_Task to carry out_
Could you extract every entry below and reproduce it exactly?

_Data excerpts_
☆ ☆ ☆

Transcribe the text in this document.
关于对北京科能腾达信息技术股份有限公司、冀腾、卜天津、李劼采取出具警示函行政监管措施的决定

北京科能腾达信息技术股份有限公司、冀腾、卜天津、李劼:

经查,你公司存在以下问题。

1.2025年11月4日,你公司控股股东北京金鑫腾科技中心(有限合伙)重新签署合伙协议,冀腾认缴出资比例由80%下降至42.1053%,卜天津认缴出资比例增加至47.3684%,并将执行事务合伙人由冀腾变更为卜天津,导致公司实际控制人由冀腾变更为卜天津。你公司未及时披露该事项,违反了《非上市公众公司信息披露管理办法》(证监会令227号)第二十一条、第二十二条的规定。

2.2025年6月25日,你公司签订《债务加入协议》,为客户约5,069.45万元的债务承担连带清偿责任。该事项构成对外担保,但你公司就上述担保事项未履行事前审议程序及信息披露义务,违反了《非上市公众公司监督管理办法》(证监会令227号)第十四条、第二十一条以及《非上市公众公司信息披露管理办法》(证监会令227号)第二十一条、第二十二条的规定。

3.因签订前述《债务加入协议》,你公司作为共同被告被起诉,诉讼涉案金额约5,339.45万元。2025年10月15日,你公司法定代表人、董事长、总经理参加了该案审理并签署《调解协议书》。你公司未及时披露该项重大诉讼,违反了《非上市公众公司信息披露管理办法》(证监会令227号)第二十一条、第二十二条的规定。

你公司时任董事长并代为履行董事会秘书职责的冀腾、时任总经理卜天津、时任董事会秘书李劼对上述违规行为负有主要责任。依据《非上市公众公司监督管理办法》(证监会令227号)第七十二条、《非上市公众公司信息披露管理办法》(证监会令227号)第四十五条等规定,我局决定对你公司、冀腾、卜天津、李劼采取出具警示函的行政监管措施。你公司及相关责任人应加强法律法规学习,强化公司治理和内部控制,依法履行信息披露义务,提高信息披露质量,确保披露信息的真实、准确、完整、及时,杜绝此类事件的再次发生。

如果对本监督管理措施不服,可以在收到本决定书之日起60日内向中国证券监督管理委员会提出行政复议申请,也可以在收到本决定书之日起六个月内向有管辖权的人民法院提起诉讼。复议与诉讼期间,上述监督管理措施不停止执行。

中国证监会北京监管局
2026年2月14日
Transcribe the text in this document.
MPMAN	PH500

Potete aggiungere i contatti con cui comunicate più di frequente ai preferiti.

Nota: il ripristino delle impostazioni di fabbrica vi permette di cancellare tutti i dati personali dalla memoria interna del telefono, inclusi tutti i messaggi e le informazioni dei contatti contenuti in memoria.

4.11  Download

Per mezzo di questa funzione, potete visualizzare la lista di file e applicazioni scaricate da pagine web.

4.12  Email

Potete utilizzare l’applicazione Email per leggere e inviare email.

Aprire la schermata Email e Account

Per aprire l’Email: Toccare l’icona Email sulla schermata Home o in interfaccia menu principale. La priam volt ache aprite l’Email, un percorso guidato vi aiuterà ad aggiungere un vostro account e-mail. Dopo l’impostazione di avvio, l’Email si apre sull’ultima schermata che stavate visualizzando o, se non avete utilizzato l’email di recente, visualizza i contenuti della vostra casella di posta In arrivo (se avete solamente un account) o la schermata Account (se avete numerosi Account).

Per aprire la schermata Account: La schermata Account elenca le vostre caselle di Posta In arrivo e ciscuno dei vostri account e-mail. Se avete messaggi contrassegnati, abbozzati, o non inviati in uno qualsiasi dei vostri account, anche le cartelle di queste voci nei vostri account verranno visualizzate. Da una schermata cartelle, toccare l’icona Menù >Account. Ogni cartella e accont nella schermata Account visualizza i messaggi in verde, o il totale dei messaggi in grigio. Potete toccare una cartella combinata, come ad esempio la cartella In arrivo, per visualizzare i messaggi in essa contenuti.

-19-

☆ ☆ ☆

_Task output_
Transcribe the text in this document.
关于对北京科能腾达信息技术股份有限公司、冀腾、卜天津、李劼采取出具警示函行政监管措施的决定

北京科能腾达信息技术股份有限公司、冀腾、卜天津、李劼:

经查,你公司存在以下问题。

1.2025年11月4日,你公司控股股东北京金鑫腾科技中心(有限合伙)重新签署合伙协议,冀腾认缴出资比例由80%下降至42.1053%,卜天津认缴出资比例增加至47.3684%,并将执行事务合伙人由冀腾变更为卜天津,导致公司实际控制人由冀腾变更为卜天津。你公司未及时披露该事项,违反了《非上市公众公司信息披露管理办法》(证监会令227号)第二十一条、第二十二条的规定。

2.2025年6月25日,你公司签订《债务加入协议》,为客户约5,069.45万元的债务承担连带清偿责任。该事项构成对外担保,但你公司就上述担保事项未履行事前审议程序及信息披露义务,违反了《非上市公众公司监督管理办法》(证监会令227号)第十四条、第二十一条以及《非上市公众公司信息披露管理办法》(证监会令227号)第二十一条、第二十二条的规定。

3.因签订前述《债务加入协议》,你公司作为共同被告被起诉,诉讼涉案金额约5,339.45万元。2025年10月15日,你公司法定代表人、董事长、总经理参加了该案审理并签署《调解协议书》。你公司未及时披露该项重大诉讼,违反了《非上市公众公司信息披露管理办法》(证监会令227号)第二十一条、第二十二条的规定。

你公司时任董事长并代为履行董事会秘书职责的冀腾、时任总经理卜天津、时任董事会秘书李劼对上述违规行为负有主要责任。依据《非上市公众公司监督管理办法》(证监会令227号)第七十二条、《非上市公众公司信息披露管理办法》(证监会令227号)第四十五条等规定,我局决定对你公司、冀腾、卜天津、李劼采取出具警示函的行政监管措施。你公司及相关责任人应加强法律法规学习,强化公司治理和内部控制,依法履行信息披露义务,提高信息披露质量,确保披露信息的真实、准确、完整、及时,杜绝此类事件的再次发生。

如果对本监督管理措施不服,可以在收到本决定书之日起60日内向中国证券监督管理委员会提出行政复议申请,也可以在收到本决定书之日起六个月内向有管辖权的人民法院提起诉讼。复议与诉讼期间,上述监督管理措施不停止执行。

中国证监会北京监管局
2026年2月14日
Transcribe the text in this document.
MPMAN	PH500

Potete aggiungere i contatti con cui comunicate più di frequente ai preferiti.

Nota: il ripristino delle impostazioni di fabbrica vi permette di cancellare tutti i dati personali dalla memoria interna del telefono, inclusi tutti i messaggi e le informazioni dei contatti contenuti in memoria.

4.11  Download

Per mezzo di questa funzione, potete visualizzare la lista di file e applicazioni scaricate da pagine web.

4.12  Email

Potete utilizzare l’applicazione Email per leggere e inviare email.

Aprire la schermata Email e Account

Per aprire l’Email: Toccare l’icona Email sulla schermata Home o in interfaccia menu principale. La priam volt ache aprite l’Email, un percorso guidato vi aiuterà ad aggiungere un vostro account e-mail. Dopo l’impostazione di avvio, l’Email si apre sull’ultima schermata che stavate visualizzando o, se non avete utilizzato l’email di recente, visualizza i contenuti della vostra casella di posta In arrivo (se avete solamente un account) o la schermata Account (se avete numerosi Account).

Per aprire la schermata Account: La schermata Account elenca le vostre caselle di Posta In arrivo e ciscuno dei vostri account e-mail. Se avete messaggi contrassegnati, abbozzati, o non inviati in uno qualsiasi dei vostri account, anche le cartelle di queste voci nei vostri account verranno visualizzate. Da una schermata cartelle, toccare l’icona Menù >Account. Ogni cartella e accont nella schermata Account visualizza i messaggi in verde, o il totale dei messaggi in grigio. Potete toccare una cartella combinata, come ad esempio la cartella In arrivo, per visualizzare i messaggi in essa contenuti.

-19-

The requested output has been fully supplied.